SET EXERCISE
Identify the lines bearing the string "name" and gather them.

LISTED RECORDS
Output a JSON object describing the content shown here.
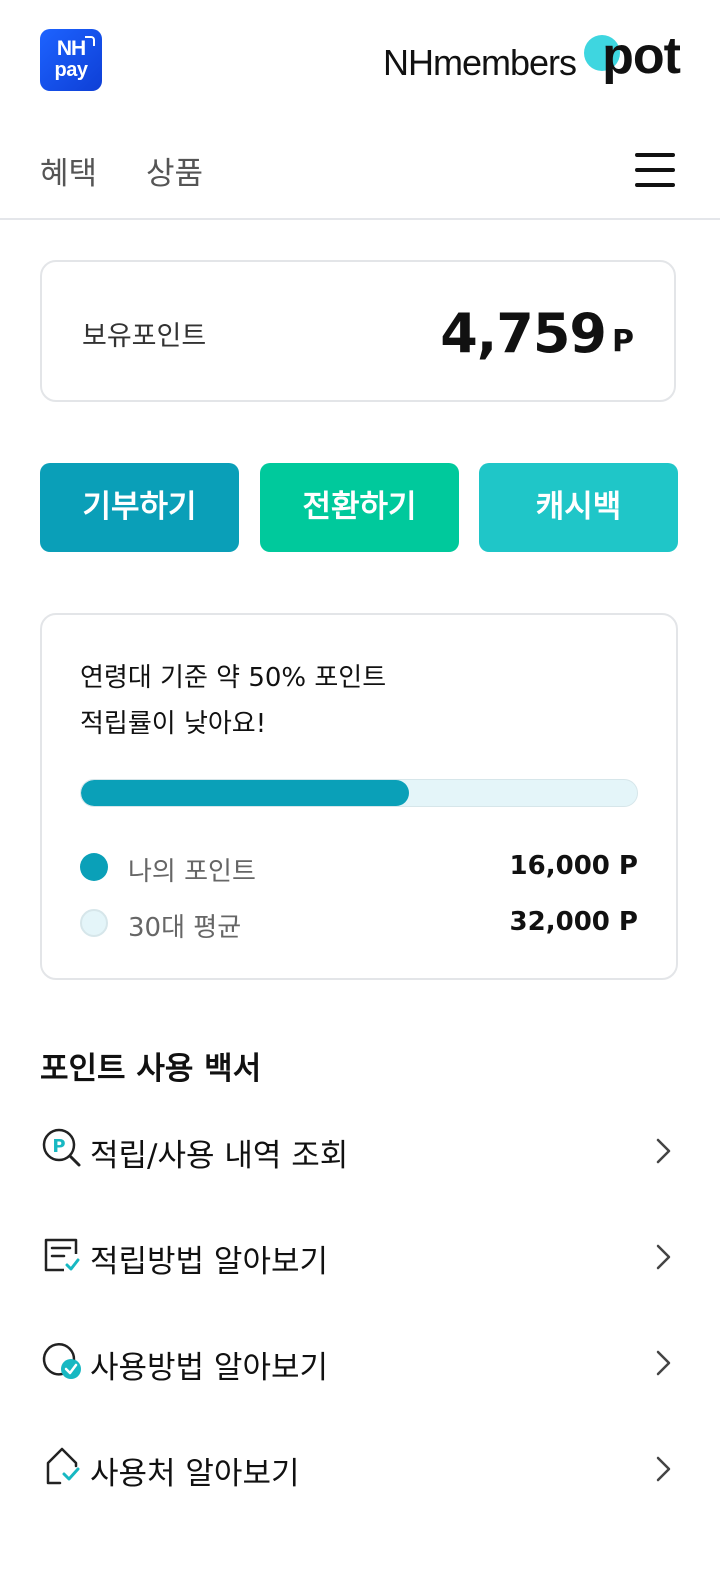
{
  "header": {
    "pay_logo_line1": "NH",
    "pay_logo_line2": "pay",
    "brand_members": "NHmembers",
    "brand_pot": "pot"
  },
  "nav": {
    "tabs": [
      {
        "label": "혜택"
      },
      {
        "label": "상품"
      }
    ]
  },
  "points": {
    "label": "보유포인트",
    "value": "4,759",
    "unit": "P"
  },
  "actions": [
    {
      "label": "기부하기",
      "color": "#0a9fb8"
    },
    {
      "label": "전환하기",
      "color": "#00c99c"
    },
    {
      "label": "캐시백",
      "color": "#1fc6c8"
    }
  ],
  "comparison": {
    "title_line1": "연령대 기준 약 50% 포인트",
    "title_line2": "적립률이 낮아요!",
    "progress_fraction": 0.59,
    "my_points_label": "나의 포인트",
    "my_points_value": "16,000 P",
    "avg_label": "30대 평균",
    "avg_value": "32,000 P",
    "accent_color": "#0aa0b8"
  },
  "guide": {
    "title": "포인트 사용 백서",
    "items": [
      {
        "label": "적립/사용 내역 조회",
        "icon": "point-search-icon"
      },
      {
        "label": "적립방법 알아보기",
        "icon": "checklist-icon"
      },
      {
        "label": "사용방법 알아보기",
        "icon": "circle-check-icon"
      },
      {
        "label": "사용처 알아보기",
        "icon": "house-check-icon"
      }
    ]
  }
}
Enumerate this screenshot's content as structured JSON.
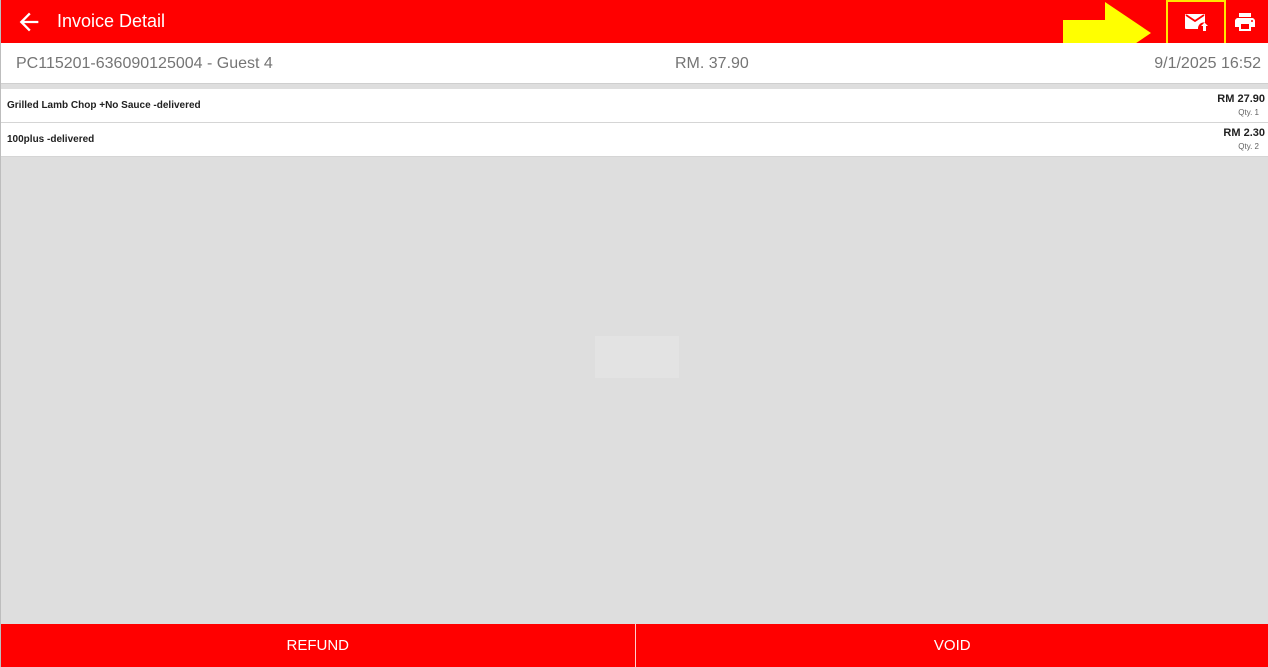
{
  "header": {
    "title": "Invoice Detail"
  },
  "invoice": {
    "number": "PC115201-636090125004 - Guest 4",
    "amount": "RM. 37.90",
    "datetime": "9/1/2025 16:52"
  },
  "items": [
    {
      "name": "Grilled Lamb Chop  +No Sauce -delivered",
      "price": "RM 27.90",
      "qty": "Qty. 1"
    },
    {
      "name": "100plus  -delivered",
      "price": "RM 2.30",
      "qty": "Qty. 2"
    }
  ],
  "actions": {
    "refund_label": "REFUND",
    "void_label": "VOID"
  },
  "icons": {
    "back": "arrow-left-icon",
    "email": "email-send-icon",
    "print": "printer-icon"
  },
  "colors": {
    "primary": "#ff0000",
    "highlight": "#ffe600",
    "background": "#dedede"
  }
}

FINAL RESULT
      "name": "Grilled Lamb Chop  +No Sauce -delivered",
      "name": "100plus  -delivered",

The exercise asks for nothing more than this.